Problem details
Filter the lines below, copying only those with the string "Houston".

--- START OF Data supplied ---

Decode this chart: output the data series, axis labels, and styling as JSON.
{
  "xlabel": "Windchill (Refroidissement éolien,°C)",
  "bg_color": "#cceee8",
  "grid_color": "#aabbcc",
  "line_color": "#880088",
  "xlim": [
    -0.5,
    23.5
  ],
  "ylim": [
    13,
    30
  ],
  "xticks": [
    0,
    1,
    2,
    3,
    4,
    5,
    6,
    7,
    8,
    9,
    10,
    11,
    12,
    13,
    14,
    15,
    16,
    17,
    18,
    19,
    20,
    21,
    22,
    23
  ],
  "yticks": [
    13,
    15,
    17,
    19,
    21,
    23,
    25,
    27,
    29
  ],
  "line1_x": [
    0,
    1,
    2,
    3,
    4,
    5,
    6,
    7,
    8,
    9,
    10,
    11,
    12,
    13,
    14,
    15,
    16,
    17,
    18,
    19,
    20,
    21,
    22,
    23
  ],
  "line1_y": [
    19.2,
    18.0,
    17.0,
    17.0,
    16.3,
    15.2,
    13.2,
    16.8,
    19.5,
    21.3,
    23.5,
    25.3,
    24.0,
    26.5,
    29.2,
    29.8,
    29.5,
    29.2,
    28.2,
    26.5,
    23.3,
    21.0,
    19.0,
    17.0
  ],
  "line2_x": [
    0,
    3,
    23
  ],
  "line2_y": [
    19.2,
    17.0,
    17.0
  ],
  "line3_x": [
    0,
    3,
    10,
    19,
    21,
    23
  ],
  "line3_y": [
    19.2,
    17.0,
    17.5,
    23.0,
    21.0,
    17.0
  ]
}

--- END OF Data supplied ---
--- START OF Data supplied ---

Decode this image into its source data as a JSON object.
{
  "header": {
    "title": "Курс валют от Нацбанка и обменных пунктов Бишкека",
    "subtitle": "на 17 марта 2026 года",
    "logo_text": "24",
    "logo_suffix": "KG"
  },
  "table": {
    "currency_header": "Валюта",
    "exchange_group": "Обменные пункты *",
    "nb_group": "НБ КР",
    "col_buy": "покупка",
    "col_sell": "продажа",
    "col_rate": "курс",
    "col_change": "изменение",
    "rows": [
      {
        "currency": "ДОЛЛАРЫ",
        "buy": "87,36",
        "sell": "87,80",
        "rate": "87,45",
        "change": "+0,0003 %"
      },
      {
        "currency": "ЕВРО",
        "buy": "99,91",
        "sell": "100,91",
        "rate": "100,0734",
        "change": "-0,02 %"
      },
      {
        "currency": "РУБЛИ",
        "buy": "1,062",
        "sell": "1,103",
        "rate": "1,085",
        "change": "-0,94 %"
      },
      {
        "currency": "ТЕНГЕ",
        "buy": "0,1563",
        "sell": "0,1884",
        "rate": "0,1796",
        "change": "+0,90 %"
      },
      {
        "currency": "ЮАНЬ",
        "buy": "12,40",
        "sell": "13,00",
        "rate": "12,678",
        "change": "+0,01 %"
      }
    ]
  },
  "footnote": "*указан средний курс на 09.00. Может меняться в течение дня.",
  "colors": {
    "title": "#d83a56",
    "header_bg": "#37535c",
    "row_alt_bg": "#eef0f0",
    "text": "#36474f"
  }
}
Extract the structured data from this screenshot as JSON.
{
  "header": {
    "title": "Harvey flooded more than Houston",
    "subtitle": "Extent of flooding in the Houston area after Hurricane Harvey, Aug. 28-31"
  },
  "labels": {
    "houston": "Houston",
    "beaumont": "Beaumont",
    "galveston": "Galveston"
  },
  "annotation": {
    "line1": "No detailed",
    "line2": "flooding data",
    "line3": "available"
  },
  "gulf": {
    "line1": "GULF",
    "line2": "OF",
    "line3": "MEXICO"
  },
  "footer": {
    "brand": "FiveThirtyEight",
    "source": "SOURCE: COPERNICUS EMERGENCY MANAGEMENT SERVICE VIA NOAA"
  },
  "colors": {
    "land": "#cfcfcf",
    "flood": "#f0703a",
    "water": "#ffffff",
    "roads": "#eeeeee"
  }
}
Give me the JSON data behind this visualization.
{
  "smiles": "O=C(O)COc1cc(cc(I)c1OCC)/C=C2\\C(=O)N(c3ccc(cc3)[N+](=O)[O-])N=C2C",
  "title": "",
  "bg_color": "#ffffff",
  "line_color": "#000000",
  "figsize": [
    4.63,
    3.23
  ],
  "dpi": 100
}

--- END OF Data supplied ---
--- START OF Data supplied ---

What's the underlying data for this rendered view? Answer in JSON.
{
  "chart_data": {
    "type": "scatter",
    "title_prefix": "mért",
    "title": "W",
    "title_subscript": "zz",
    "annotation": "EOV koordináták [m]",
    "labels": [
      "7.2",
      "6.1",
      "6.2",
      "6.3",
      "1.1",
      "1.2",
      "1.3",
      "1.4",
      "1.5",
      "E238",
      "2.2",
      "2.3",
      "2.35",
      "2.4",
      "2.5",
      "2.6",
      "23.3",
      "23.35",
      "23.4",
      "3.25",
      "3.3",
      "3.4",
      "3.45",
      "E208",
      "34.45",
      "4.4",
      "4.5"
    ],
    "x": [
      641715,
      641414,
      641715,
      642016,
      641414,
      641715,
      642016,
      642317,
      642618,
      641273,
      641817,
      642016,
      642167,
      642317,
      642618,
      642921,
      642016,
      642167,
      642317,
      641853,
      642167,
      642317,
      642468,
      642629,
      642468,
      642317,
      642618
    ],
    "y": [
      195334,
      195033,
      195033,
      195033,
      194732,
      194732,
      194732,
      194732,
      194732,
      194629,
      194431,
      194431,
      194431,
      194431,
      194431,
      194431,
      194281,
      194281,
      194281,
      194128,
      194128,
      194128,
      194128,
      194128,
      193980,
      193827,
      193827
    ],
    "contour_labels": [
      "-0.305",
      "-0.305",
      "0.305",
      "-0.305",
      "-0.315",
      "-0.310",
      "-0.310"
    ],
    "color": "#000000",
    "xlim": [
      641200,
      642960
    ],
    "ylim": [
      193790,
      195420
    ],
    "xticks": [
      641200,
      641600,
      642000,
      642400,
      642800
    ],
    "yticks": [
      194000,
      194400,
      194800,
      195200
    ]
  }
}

--- END OF Data supplied ---

Written answer
    "title": "Harvey flooded more than Houston",
    "subtitle": "Extent of flooding in the Houston area after Hurricane Harvey, Aug. 28-31"
    "houston": "Houston",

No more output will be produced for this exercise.